Records:
──────────

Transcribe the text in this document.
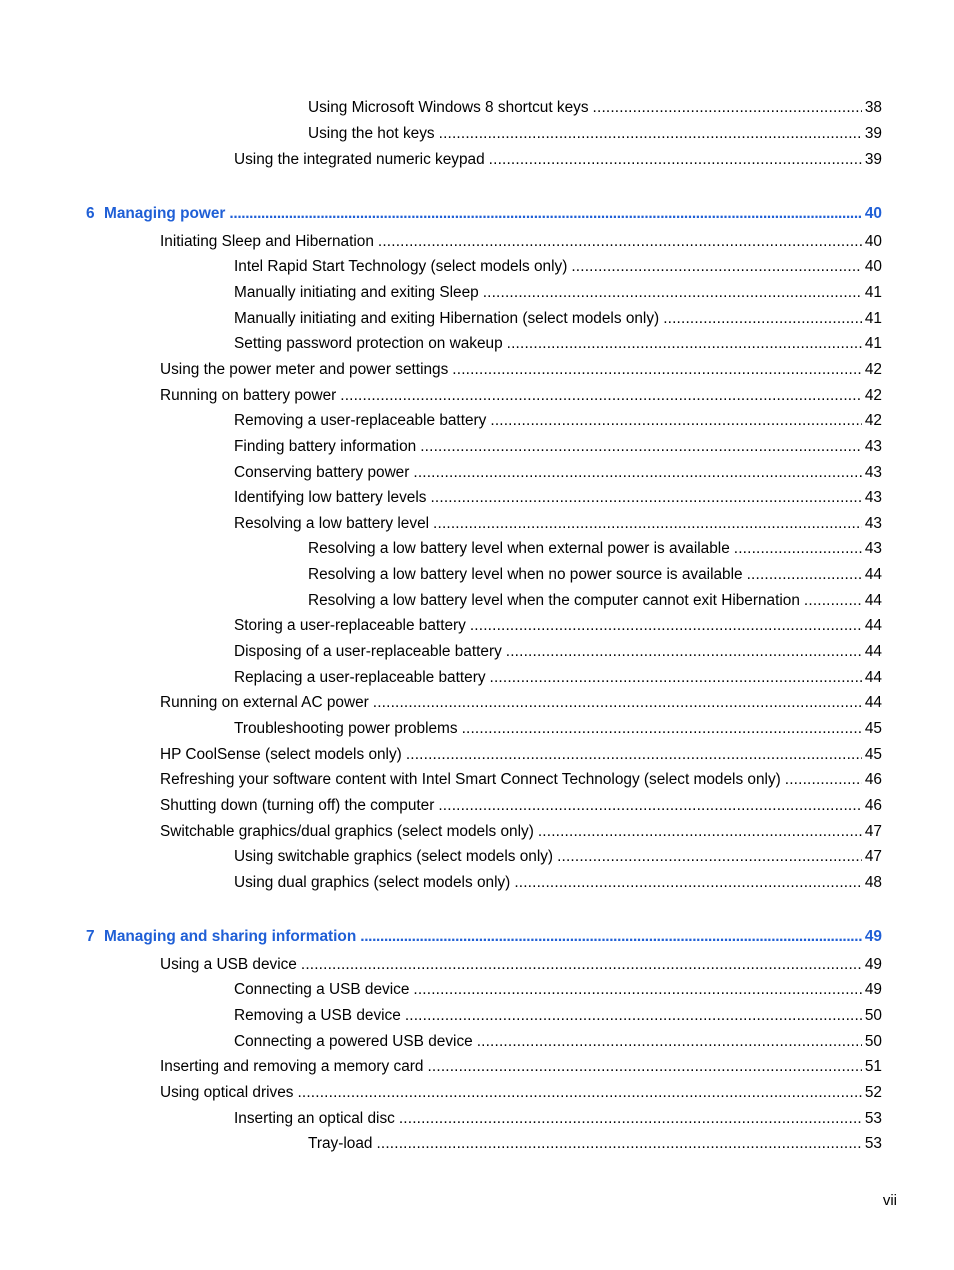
Using Microsoft Windows 8 shortcut keys . . .	38
Using the hot keys . . .	39
Using the integrated numeric keypad . . .	39
6 Managing power . . .	40
Initiating Sleep and Hibernation . . .	40
Intel Rapid Start Technology (select models only) . . .	40
Manually initiating and exiting Sleep . . .	41
Manually initiating and exiting Hibernation (select models only) . . .	41
Setting password protection on wakeup . . .	41
Using the power meter and power settings . . .	42
Running on battery power . . .	42
Removing a user-replaceable battery . . .	42
Finding battery information . . .	43
Conserving battery power . . .	43
Identifying low battery levels . . .	43
Resolving a low battery level . . .	43
Resolving a low battery level when external power is available . . .	43
Resolving a low battery level when no power source is available . . .	44
Resolving a low battery level when the computer cannot exit Hibernation . . .	44
Storing a user-replaceable battery . . .	44
Disposing of a user-replaceable battery . . .	44
Replacing a user-replaceable battery . . .	44
Running on external AC power . . .	44
Troubleshooting power problems . . .	45
HP CoolSense (select models only) . . .	45
Refreshing your software content with Intel Smart Connect Technology (select models only) . . .	46
Shutting down (turning off) the computer . . .	46
Switchable graphics/dual graphics (select models only) . . .	47
Using switchable graphics (select models only) . . .	47
Using dual graphics (select models only) . . .	48
7 Managing and sharing information . . .	49
Using a USB device . . .	49
Connecting a USB device . . .	49
Removing a USB device . . .	50
Connecting a powered USB device . . .	50
Inserting and removing a memory card . . .	51
Using optical drives . . .	52
Inserting an optical disc . . .	53
Tray-load . . .	53
vii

──────────

Copy out all the data exactly; skip the pictures.

- [TASK OUTPUT]:
Transcribe the text in this document.
Using Microsoft Windows 8 shortcut keys . . .	38
Using the hot keys . . .	39
Using the integrated numeric keypad . . .	39
6 Managing power . . .	40
Initiating Sleep and Hibernation . . .	40
Intel Rapid Start Technology (select models only) . . .	40
Manually initiating and exiting Sleep . . .	41
Manually initiating and exiting Hibernation (select models only) . . .	41
Setting password protection on wakeup . . .	41
Using the power meter and power settings . . .	42
Running on battery power . . .	42
Removing a user-replaceable battery . . .	42
Finding battery information . . .	43
Conserving battery power . . .	43
Identifying low battery levels . . .	43
Resolving a low battery level . . .	43
Resolving a low battery level when external power is available . . .	43
Resolving a low battery level when no power source is available . . .	44
Resolving a low battery level when the computer cannot exit Hibernation . . .	44
Storing a user-replaceable battery . . .	44
Disposing of a user-replaceable battery . . .	44
Replacing a user-replaceable battery . . .	44
Running on external AC power . . .	44
Troubleshooting power problems . . .	45
HP CoolSense (select models only) . . .	45
Refreshing your software content with Intel Smart Connect Technology (select models only) . . .	46
Shutting down (turning off) the computer . . .	46
Switchable graphics/dual graphics (select models only) . . .	47
Using switchable graphics (select models only) . . .	47
Using dual graphics (select models only) . . .	48
7 Managing and sharing information . . .	49
Using a USB device . . .	49
Connecting a USB device . . .	49
Removing a USB device . . .	50
Connecting a powered USB device . . .	50
Inserting and removing a memory card . . .	51
Using optical drives . . .	52
Inserting an optical disc . . .	53
Tray-load . . .	53
vii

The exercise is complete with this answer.